▸ Challenge:
Gather all lines from the material that contain the word "icon".

▸ Material for this exercise:
◇ ◇ ◇ ◇ ◇ ◇ ◇

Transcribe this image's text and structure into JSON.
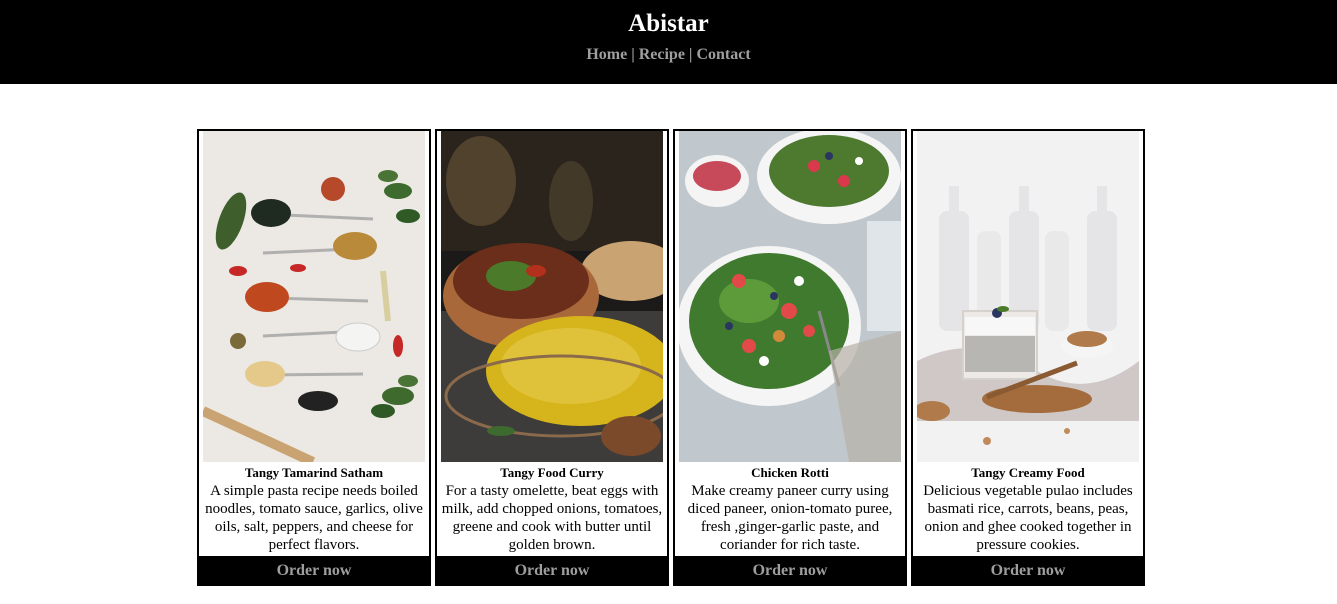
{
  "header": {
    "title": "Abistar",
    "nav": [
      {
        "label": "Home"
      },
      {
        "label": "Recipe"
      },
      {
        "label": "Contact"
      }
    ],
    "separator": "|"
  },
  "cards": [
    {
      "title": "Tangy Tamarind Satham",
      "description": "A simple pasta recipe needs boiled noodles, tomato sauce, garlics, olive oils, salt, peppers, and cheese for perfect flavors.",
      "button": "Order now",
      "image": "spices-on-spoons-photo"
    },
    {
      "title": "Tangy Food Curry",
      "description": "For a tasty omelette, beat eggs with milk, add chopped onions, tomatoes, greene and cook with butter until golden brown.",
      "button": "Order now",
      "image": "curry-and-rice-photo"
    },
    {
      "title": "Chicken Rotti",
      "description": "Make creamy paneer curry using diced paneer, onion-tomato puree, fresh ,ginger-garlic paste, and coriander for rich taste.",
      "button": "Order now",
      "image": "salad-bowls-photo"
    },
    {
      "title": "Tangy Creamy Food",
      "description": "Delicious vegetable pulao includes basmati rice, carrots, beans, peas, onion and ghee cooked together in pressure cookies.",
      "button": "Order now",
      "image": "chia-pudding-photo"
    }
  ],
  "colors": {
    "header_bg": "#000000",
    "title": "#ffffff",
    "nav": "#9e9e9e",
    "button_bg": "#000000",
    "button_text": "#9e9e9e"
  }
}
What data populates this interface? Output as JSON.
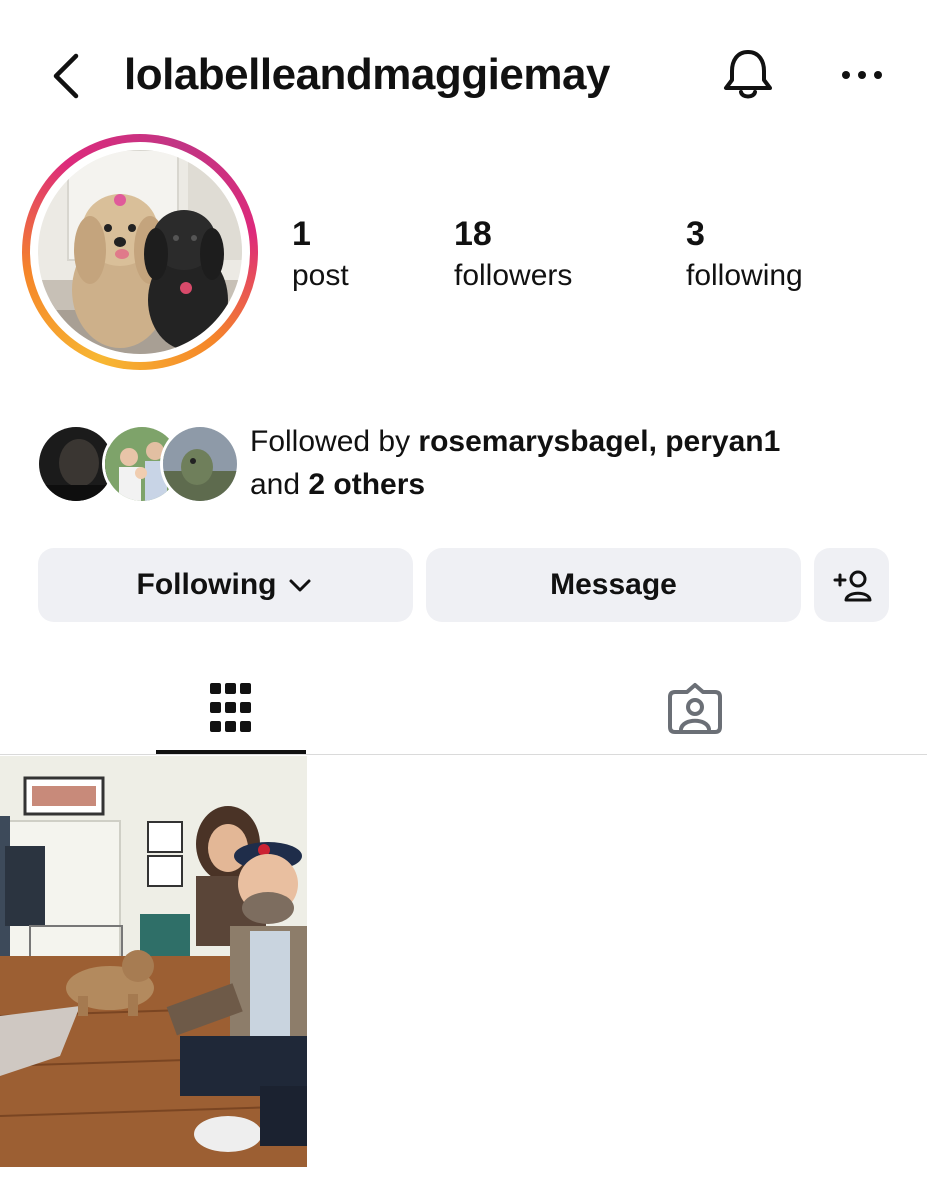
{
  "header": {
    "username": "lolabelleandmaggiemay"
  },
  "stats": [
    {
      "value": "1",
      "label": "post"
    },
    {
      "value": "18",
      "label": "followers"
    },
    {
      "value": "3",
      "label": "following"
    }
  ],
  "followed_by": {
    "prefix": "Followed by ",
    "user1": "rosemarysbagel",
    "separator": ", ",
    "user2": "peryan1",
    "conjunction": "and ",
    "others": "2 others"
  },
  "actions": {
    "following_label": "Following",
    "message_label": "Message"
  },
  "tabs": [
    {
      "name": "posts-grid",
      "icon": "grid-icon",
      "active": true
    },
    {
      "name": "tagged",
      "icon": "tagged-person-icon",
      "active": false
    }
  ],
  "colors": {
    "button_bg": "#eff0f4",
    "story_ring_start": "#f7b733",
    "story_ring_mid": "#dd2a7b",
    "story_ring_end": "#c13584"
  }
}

◇ ◇ ◇ ◇ ◇ ◇ ◇

▸ Response to this exercise:
      "icon": "grid-icon",
      "icon": "tagged-person-icon",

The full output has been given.